Start of Records for this task
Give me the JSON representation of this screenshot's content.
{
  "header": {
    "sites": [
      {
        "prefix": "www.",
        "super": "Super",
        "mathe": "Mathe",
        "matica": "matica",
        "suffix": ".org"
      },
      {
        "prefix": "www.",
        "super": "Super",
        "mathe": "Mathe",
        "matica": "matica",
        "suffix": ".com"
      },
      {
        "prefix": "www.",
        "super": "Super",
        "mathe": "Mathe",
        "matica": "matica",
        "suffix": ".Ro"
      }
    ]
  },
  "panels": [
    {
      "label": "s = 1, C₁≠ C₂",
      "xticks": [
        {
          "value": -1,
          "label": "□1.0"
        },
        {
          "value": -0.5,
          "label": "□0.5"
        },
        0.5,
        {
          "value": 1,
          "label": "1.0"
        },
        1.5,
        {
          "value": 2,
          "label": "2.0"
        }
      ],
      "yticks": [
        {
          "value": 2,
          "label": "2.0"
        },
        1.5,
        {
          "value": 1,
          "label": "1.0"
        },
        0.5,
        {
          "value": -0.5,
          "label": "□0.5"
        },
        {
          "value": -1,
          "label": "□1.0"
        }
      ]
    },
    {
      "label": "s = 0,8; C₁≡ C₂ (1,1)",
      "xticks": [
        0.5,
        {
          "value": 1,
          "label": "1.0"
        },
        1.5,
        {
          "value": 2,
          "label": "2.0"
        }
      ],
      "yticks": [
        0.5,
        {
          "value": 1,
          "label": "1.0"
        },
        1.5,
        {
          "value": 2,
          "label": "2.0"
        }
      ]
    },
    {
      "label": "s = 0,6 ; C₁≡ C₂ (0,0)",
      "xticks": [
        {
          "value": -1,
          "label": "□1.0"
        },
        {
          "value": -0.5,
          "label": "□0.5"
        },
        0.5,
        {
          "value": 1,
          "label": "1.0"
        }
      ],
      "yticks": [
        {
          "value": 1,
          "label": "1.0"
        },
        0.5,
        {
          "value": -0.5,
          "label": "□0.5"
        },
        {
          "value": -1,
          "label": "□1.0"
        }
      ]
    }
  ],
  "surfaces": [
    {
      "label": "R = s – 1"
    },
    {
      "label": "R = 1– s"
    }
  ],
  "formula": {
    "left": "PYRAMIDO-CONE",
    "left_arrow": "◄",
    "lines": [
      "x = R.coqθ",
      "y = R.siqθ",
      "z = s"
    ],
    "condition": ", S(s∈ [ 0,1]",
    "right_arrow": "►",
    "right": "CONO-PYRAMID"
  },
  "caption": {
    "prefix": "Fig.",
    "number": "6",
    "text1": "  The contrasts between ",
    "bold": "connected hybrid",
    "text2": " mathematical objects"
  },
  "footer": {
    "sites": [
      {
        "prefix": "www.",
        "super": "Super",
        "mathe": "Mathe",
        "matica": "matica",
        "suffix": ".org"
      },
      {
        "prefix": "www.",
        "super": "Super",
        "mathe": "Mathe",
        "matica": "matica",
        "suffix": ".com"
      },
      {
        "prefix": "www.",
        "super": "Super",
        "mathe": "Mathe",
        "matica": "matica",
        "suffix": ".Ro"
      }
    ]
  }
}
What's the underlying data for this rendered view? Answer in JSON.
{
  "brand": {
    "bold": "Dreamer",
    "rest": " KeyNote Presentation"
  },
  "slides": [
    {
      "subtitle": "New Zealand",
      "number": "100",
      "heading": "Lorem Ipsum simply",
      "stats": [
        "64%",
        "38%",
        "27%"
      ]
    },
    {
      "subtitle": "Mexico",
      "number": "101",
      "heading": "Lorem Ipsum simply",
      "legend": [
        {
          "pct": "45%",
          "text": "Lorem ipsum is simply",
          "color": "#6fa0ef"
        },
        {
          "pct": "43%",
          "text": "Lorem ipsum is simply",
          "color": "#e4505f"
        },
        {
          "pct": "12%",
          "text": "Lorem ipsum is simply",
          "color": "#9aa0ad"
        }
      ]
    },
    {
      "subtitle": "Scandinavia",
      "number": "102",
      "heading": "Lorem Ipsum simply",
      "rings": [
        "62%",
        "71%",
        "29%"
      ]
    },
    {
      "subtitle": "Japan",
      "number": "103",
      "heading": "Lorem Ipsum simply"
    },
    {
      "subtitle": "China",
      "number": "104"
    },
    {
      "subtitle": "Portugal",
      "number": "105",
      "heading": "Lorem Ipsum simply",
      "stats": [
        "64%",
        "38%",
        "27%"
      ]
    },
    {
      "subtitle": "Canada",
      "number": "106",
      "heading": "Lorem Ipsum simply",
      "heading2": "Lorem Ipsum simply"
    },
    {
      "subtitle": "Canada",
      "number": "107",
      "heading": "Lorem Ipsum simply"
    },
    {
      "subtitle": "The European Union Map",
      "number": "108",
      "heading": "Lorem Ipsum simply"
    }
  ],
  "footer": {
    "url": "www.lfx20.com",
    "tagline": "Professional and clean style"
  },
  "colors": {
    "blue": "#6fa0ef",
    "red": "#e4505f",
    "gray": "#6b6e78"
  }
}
End of Records for this task
• **Exercise directions**
Return the lines above exactly, keeping every word.

• **Result for this exercise**
Give me the JSON representation of this screenshot's content.
{
  "header": {
    "sites": [
      {
        "prefix": "www.",
        "super": "Super",
        "mathe": "Mathe",
        "matica": "matica",
        "suffix": ".org"
      },
      {
        "prefix": "www.",
        "super": "Super",
        "mathe": "Mathe",
        "matica": "matica",
        "suffix": ".com"
      },
      {
        "prefix": "www.",
        "super": "Super",
        "mathe": "Mathe",
        "matica": "matica",
        "suffix": ".Ro"
      }
    ]
  },
  "panels": [
    {
      "label": "s = 1, C₁≠ C₂",
      "xticks": [
        {
          "value": -1,
          "label": "□1.0"
        },
        {
          "value": -0.5,
          "label": "□0.5"
        },
        0.5,
        {
          "value": 1,
          "label": "1.0"
        },
        1.5,
        {
          "value": 2,
          "label": "2.0"
        }
      ],
      "yticks": [
        {
          "value": 2,
          "label": "2.0"
        },
        1.5,
        {
          "value": 1,
          "label": "1.0"
        },
        0.5,
        {
          "value": -0.5,
          "label": "□0.5"
        },
        {
          "value": -1,
          "label": "□1.0"
        }
      ]
    },
    {
      "label": "s = 0,8; C₁≡ C₂ (1,1)",
      "xticks": [
        0.5,
        {
          "value": 1,
          "label": "1.0"
        },
        1.5,
        {
          "value": 2,
          "label": "2.0"
        }
      ],
      "yticks": [
        0.5,
        {
          "value": 1,
          "label": "1.0"
        },
        1.5,
        {
          "value": 2,
          "label": "2.0"
        }
      ]
    },
    {
      "label": "s = 0,6 ; C₁≡ C₂ (0,0)",
      "xticks": [
        {
          "value": -1,
          "label": "□1.0"
        },
        {
          "value": -0.5,
          "label": "□0.5"
        },
        0.5,
        {
          "value": 1,
          "label": "1.0"
        }
      ],
      "yticks": [
        {
          "value": 1,
          "label": "1.0"
        },
        0.5,
        {
          "value": -0.5,
          "label": "□0.5"
        },
        {
          "value": -1,
          "label": "□1.0"
        }
      ]
    }
  ],
  "surfaces": [
    {
      "label": "R = s – 1"
    },
    {
      "label": "R = 1– s"
    }
  ],
  "formula": {
    "left": "PYRAMIDO-CONE",
    "left_arrow": "◄",
    "lines": [
      "x = R.coqθ",
      "y = R.siqθ",
      "z = s"
    ],
    "condition": ", S(s∈ [ 0,1]",
    "right_arrow": "►",
    "right": "CONO-PYRAMID"
  },
  "caption": {
    "prefix": "Fig.",
    "number": "6",
    "text1": "  The contrasts between ",
    "bold": "connected hybrid",
    "text2": " mathematical objects"
  },
  "footer": {
    "sites": [
      {
        "prefix": "www.",
        "super": "Super",
        "mathe": "Mathe",
        "matica": "matica",
        "suffix": ".org"
      },
      {
        "prefix": "www.",
        "super": "Super",
        "mathe": "Mathe",
        "matica": "matica",
        "suffix": ".com"
      },
      {
        "prefix": "www.",
        "super": "Super",
        "mathe": "Mathe",
        "matica": "matica",
        "suffix": ".Ro"
      }
    ]
  }
}
What's the underlying data for this rendered view? Answer in JSON.
{
  "brand": {
    "bold": "Dreamer",
    "rest": " KeyNote Presentation"
  },
  "slides": [
    {
      "subtitle": "New Zealand",
      "number": "100",
      "heading": "Lorem Ipsum simply",
      "stats": [
        "64%",
        "38%",
        "27%"
      ]
    },
    {
      "subtitle": "Mexico",
      "number": "101",
      "heading": "Lorem Ipsum simply",
      "legend": [
        {
          "pct": "45%",
          "text": "Lorem ipsum is simply",
          "color": "#6fa0ef"
        },
        {
          "pct": "43%",
          "text": "Lorem ipsum is simply",
          "color": "#e4505f"
        },
        {
          "pct": "12%",
          "text": "Lorem ipsum is simply",
          "color": "#9aa0ad"
        }
      ]
    },
    {
      "subtitle": "Scandinavia",
      "number": "102",
      "heading": "Lorem Ipsum simply",
      "rings": [
        "62%",
        "71%",
        "29%"
      ]
    },
    {
      "subtitle": "Japan",
      "number": "103",
      "heading": "Lorem Ipsum simply"
    },
    {
      "subtitle": "China",
      "number": "104"
    },
    {
      "subtitle": "Portugal",
      "number": "105",
      "heading": "Lorem Ipsum simply",
      "stats": [
        "64%",
        "38%",
        "27%"
      ]
    },
    {
      "subtitle": "Canada",
      "number": "106",
      "heading": "Lorem Ipsum simply",
      "heading2": "Lorem Ipsum simply"
    },
    {
      "subtitle": "Canada",
      "number": "107",
      "heading": "Lorem Ipsum simply"
    },
    {
      "subtitle": "The European Union Map",
      "number": "108",
      "heading": "Lorem Ipsum simply"
    }
  ],
  "footer": {
    "url": "www.lfx20.com",
    "tagline": "Professional and clean style"
  },
  "colors": {
    "blue": "#6fa0ef",
    "red": "#e4505f",
    "gray": "#6b6e78"
  }
}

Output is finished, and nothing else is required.